= Extract provided =
- - - -

I have been under the weather, sick as a dog for the past few days with a stomach flu. I say flu rather than bug because it wasn’t just digestive issues (which I won’t fill you in on because believe me – GROSS) that I experienced. I also had muscular aches and pains and a pounding headache that just wouldn’t go away. Thankfully, due to the wonders of flat lemonade, Powerade and toast, I am now feeling better.
I always find it amusing when you run into someone after you’ve been sick who just has to regale you with tales of their recent illnesses. I have come across people who were so sick and experienced such horrible bodily meltdowns they would have put Linda Blair in The Exorcist to shame. The underlying point of these tales is to prove that indisputably, they were sicker than me. Sicker than I could ever hope to be.

- - - -

= Supplied data =
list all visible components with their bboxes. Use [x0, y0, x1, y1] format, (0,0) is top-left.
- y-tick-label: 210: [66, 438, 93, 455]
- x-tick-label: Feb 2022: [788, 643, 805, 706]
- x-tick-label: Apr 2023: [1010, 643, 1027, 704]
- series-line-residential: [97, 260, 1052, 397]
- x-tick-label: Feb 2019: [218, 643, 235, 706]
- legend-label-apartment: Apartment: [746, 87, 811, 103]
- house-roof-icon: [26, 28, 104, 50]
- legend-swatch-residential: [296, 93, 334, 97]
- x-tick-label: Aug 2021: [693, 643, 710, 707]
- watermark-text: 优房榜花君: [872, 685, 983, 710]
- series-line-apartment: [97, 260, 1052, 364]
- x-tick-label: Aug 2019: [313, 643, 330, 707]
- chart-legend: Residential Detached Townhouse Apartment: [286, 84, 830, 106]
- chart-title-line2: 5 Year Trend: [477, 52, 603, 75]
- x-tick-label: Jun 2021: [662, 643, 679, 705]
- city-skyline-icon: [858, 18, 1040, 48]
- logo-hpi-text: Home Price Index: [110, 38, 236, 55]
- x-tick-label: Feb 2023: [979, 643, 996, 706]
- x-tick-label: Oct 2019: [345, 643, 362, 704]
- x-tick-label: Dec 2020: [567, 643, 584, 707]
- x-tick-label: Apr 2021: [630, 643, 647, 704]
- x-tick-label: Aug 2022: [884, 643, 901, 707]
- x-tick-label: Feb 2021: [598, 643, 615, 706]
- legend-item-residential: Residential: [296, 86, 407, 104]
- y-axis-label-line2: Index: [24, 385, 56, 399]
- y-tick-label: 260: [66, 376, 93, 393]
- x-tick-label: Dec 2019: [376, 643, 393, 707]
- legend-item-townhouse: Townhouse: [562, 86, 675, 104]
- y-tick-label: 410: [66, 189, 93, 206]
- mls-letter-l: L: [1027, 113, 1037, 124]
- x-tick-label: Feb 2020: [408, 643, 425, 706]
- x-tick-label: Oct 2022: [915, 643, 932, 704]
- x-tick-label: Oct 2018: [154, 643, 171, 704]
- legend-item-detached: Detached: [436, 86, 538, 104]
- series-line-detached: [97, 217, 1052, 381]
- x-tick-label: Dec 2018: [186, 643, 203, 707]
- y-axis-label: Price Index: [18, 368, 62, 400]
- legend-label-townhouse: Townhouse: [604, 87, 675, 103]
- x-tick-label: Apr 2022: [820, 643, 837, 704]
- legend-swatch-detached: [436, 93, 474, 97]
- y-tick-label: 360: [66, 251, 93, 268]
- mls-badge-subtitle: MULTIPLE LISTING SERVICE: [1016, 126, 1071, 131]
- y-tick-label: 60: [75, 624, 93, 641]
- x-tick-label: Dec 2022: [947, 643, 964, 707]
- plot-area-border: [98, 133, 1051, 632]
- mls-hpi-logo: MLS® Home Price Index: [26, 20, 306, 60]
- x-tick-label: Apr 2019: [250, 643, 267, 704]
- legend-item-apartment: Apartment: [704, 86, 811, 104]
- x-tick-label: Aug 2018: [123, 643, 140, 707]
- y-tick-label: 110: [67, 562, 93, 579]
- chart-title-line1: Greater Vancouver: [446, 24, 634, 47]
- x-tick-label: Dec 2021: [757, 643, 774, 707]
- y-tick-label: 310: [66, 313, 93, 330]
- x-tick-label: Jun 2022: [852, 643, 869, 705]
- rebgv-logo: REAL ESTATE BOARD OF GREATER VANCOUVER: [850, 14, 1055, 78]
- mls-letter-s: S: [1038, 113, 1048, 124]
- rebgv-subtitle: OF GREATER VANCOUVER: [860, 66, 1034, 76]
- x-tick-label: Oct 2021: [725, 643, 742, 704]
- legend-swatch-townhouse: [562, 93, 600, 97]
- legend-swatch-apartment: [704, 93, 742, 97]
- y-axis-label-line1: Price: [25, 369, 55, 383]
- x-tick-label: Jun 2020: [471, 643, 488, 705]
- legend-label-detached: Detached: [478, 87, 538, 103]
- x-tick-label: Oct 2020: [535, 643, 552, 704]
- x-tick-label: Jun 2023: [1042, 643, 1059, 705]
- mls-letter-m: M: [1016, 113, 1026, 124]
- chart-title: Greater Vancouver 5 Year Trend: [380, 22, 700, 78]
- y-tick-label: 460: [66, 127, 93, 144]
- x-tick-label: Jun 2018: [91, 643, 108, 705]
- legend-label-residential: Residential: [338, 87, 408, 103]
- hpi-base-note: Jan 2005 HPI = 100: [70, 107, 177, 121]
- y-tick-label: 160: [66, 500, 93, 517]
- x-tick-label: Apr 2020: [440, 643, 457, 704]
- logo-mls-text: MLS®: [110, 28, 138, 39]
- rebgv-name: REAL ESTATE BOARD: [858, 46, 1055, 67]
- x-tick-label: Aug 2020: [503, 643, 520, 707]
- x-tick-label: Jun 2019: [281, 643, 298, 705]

- - - -

= Problem description =
Please continue the piece about recovering from a stomach flu and meeting people who insist they were sicker, starting right after its last sentence.

= Exercise result =
When you are sick or are recovering from being sick the last thing you want to hear is how your neighbour had the very same flu and puked so much she cracked the toilet bowl or that she saw something in the puke that she later found out by looking on the internet could have been part of her large intestine. Ewwww. Why do some people have to exaggerate so much? Is there a sickness charter everyone is following but me? Is there an unspoken agreement between sick people that they try and outdo one another with the severity of their symptoms so they get into the Guinness Book of Records or something? Does the over-competitiveness I see everywhere even extend into sickness?
Today I know three things.
Number One. I haven’t had a coffee for three days. Me, the coffee-aholic.
Number Two. I haven’t eaten chocolate for those same three days. (This can’t be happening…)
Number Three. I need to go and lie down.
So for now, I reserve the right to be sicker than you.